#### DATA ENTRIES:
** start **

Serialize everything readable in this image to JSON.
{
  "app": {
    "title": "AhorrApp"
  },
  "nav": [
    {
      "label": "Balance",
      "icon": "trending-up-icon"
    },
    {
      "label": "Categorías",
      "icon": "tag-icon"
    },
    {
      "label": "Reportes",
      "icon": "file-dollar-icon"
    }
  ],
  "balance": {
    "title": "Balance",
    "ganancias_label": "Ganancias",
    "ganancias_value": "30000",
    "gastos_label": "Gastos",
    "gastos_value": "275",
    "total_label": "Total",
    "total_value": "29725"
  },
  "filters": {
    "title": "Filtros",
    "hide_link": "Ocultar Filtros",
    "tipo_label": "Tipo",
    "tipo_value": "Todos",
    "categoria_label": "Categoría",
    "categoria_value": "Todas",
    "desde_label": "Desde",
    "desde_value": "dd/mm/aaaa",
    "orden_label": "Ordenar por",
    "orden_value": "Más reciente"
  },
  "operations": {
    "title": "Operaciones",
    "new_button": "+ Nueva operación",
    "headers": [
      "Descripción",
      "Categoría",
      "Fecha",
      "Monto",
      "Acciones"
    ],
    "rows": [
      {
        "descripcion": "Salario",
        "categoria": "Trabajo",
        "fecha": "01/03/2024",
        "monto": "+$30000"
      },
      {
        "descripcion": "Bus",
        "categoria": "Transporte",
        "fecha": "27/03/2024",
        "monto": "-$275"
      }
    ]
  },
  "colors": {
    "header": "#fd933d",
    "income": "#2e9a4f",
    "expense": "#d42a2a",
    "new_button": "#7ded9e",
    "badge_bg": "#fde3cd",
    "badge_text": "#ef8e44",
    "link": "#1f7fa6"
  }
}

** end **
** start **

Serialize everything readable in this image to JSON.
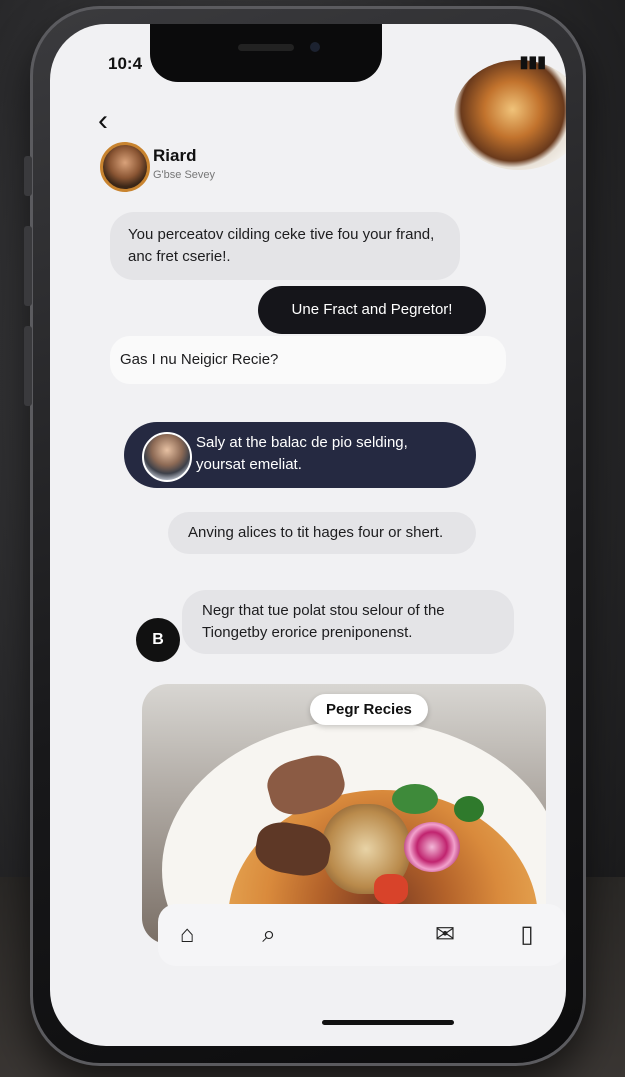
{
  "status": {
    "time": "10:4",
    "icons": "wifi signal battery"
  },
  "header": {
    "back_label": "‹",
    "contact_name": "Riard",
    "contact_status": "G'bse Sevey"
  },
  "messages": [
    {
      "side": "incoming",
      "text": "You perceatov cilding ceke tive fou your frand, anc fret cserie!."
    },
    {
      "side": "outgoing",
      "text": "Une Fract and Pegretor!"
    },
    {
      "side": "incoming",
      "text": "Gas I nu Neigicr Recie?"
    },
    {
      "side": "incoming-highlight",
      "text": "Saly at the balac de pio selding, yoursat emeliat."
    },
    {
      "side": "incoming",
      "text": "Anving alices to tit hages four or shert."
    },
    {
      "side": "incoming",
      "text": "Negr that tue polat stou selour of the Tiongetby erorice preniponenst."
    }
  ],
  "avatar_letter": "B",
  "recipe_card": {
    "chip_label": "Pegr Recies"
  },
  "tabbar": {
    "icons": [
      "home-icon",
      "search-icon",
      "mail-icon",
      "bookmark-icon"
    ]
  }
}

** end **

#### YOUR GOAL:
How many lines of the data contain the word "title"? Answer with the number alone.

#### RESPONSE BELOW:
4